--- START THE RECORDS ---
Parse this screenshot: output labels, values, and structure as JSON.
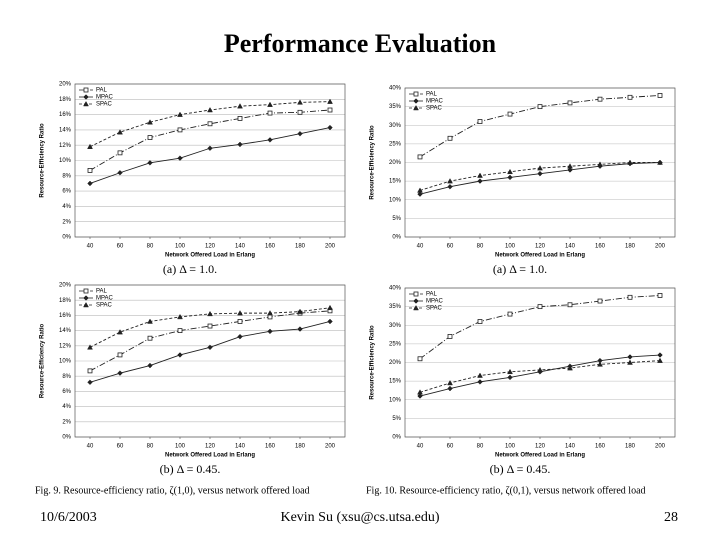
{
  "slide": {
    "title": "Performance Evaluation",
    "date": "10/6/2003",
    "author": "Kevin Su (xsu@cs.utsa.edu)",
    "page": "28"
  },
  "figures": [
    "Fig. 9.  Resource-efficiency ratio, ζ(1,0), versus network offered load",
    "Fig. 10.  Resource-efficiency ratio, ζ(0,1), versus network offered load"
  ],
  "chart_data": [
    {
      "type": "line",
      "caption": "(a) Δ = 1.0.",
      "x_label": "Network Offered Load in Erlang",
      "y_label": "Resource-Efficiency Ratio",
      "x": [
        40,
        60,
        80,
        100,
        120,
        140,
        160,
        180,
        200
      ],
      "xlim": [
        30,
        210
      ],
      "xticks": [
        40,
        60,
        80,
        100,
        120,
        140,
        160,
        180,
        200
      ],
      "ylim": [
        0,
        20
      ],
      "yticks": [
        {
          "value": 0,
          "label": "0%"
        },
        {
          "value": 2,
          "label": "2%"
        },
        {
          "value": 4,
          "label": "4%"
        },
        {
          "value": 6,
          "label": "6%"
        },
        {
          "value": 8,
          "label": "8%"
        },
        {
          "value": 10,
          "label": "10%"
        },
        {
          "value": 12,
          "label": "12%"
        },
        {
          "value": 14,
          "label": "14%"
        },
        {
          "value": 16,
          "label": "16%"
        },
        {
          "value": 18,
          "label": "18%"
        },
        {
          "value": 20,
          "label": "20%"
        }
      ],
      "grid": true,
      "legend": "upper left",
      "series": [
        {
          "name": "PAL",
          "color": "#222222",
          "marker": "square",
          "dash": "6 2 1 2",
          "values": [
            8.7,
            11,
            13,
            14,
            14.8,
            15.5,
            16.2,
            16.3,
            16.6
          ]
        },
        {
          "name": "MPAC",
          "color": "#222222",
          "marker": "diamond",
          "dash": "none",
          "values": [
            7,
            8.4,
            9.7,
            10.3,
            11.6,
            12.1,
            12.7,
            13.5,
            14.3
          ]
        },
        {
          "name": "SPAC",
          "color": "#222222",
          "marker": "triangle",
          "dash": "3 2",
          "values": [
            11.8,
            13.7,
            15,
            16,
            16.6,
            17.1,
            17.3,
            17.6,
            17.7
          ]
        }
      ]
    },
    {
      "type": "line",
      "caption": "(a) Δ = 1.0.",
      "x_label": "Network Offered Load in Erlang",
      "y_label": "Resource-Efficiency Ratio",
      "x": [
        40,
        60,
        80,
        100,
        120,
        140,
        160,
        180,
        200
      ],
      "xlim": [
        30,
        210
      ],
      "xticks": [
        40,
        60,
        80,
        100,
        120,
        140,
        160,
        180,
        200
      ],
      "ylim": [
        0,
        40
      ],
      "yticks": [
        {
          "value": 0,
          "label": "0%"
        },
        {
          "value": 5,
          "label": "5%"
        },
        {
          "value": 10,
          "label": "10%"
        },
        {
          "value": 15,
          "label": "15%"
        },
        {
          "value": 20,
          "label": "20%"
        },
        {
          "value": 25,
          "label": "25%"
        },
        {
          "value": 30,
          "label": "30%"
        },
        {
          "value": 35,
          "label": "35%"
        },
        {
          "value": 40,
          "label": "40%"
        }
      ],
      "grid": true,
      "legend": "upper left",
      "series": [
        {
          "name": "PAL",
          "color": "#222222",
          "marker": "square",
          "dash": "6 2 1 2",
          "values": [
            21.5,
            26.5,
            31,
            33,
            35,
            36,
            37,
            37.5,
            38
          ]
        },
        {
          "name": "MPAC",
          "color": "#222222",
          "marker": "diamond",
          "dash": "none",
          "values": [
            11.5,
            13.5,
            15,
            16,
            17,
            18,
            19,
            19.7,
            20
          ]
        },
        {
          "name": "SPAC",
          "color": "#222222",
          "marker": "triangle",
          "dash": "3 2",
          "values": [
            12.5,
            15,
            16.5,
            17.5,
            18.5,
            19,
            19.5,
            20,
            20
          ]
        }
      ]
    },
    {
      "type": "line",
      "caption": "(b) Δ = 0.45.",
      "x_label": "Network Offered Load in Erlang",
      "y_label": "Resource-Efficiency Ratio",
      "x": [
        40,
        60,
        80,
        100,
        120,
        140,
        160,
        180,
        200
      ],
      "xlim": [
        30,
        210
      ],
      "xticks": [
        40,
        60,
        80,
        100,
        120,
        140,
        160,
        180,
        200
      ],
      "ylim": [
        0,
        20
      ],
      "yticks": [
        {
          "value": 0,
          "label": "0%"
        },
        {
          "value": 2,
          "label": "2%"
        },
        {
          "value": 4,
          "label": "4%"
        },
        {
          "value": 6,
          "label": "6%"
        },
        {
          "value": 8,
          "label": "8%"
        },
        {
          "value": 10,
          "label": "10%"
        },
        {
          "value": 12,
          "label": "12%"
        },
        {
          "value": 14,
          "label": "14%"
        },
        {
          "value": 16,
          "label": "16%"
        },
        {
          "value": 18,
          "label": "18%"
        },
        {
          "value": 20,
          "label": "20%"
        }
      ],
      "grid": true,
      "legend": "upper left",
      "series": [
        {
          "name": "PAL",
          "color": "#222222",
          "marker": "square",
          "dash": "6 2 1 2",
          "values": [
            8.7,
            10.8,
            13,
            14,
            14.6,
            15.2,
            15.8,
            16.3,
            16.6
          ]
        },
        {
          "name": "MPAC",
          "color": "#222222",
          "marker": "diamond",
          "dash": "none",
          "values": [
            7.2,
            8.4,
            9.4,
            10.8,
            11.8,
            13.2,
            13.9,
            14.2,
            15.2
          ]
        },
        {
          "name": "SPAC",
          "color": "#222222",
          "marker": "triangle",
          "dash": "3 2",
          "values": [
            11.8,
            13.8,
            15.2,
            15.8,
            16.2,
            16.3,
            16.3,
            16.5,
            17
          ]
        }
      ]
    },
    {
      "type": "line",
      "caption": "(b) Δ = 0.45.",
      "x_label": "Network Offered Load in Erlang",
      "y_label": "Resource-Efficiency Ratio",
      "x": [
        40,
        60,
        80,
        100,
        120,
        140,
        160,
        180,
        200
      ],
      "xlim": [
        30,
        210
      ],
      "xticks": [
        40,
        60,
        80,
        100,
        120,
        140,
        160,
        180,
        200
      ],
      "ylim": [
        0,
        40
      ],
      "yticks": [
        {
          "value": 0,
          "label": "0%"
        },
        {
          "value": 5,
          "label": "5%"
        },
        {
          "value": 10,
          "label": "10%"
        },
        {
          "value": 15,
          "label": "15%"
        },
        {
          "value": 20,
          "label": "20%"
        },
        {
          "value": 25,
          "label": "25%"
        },
        {
          "value": 30,
          "label": "30%"
        },
        {
          "value": 35,
          "label": "35%"
        },
        {
          "value": 40,
          "label": "40%"
        }
      ],
      "grid": true,
      "legend": "upper left",
      "series": [
        {
          "name": "PAL",
          "color": "#222222",
          "marker": "square",
          "dash": "6 2 1 2",
          "values": [
            21,
            27,
            31,
            33,
            35,
            35.5,
            36.5,
            37.5,
            38
          ]
        },
        {
          "name": "MPAC",
          "color": "#222222",
          "marker": "diamond",
          "dash": "none",
          "values": [
            11,
            13,
            14.8,
            16,
            17.5,
            19,
            20.5,
            21.5,
            22
          ]
        },
        {
          "name": "SPAC",
          "color": "#222222",
          "marker": "triangle",
          "dash": "3 2",
          "values": [
            12,
            14.5,
            16.5,
            17.5,
            18,
            18.5,
            19.5,
            20,
            20.5
          ]
        }
      ]
    }
  ]
}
--- END THE RECORDS ---
- _YOUR TASK_: Which lines hold the string "versus"? Copy all of them from the data above.

- _EXERCISE RESULT_:
    "Fig. 9.  Resource-efficiency ratio, ζ(1,0), versus network offered load",
    "Fig. 10.  Resource-efficiency ratio, ζ(0,1), versus network offered load"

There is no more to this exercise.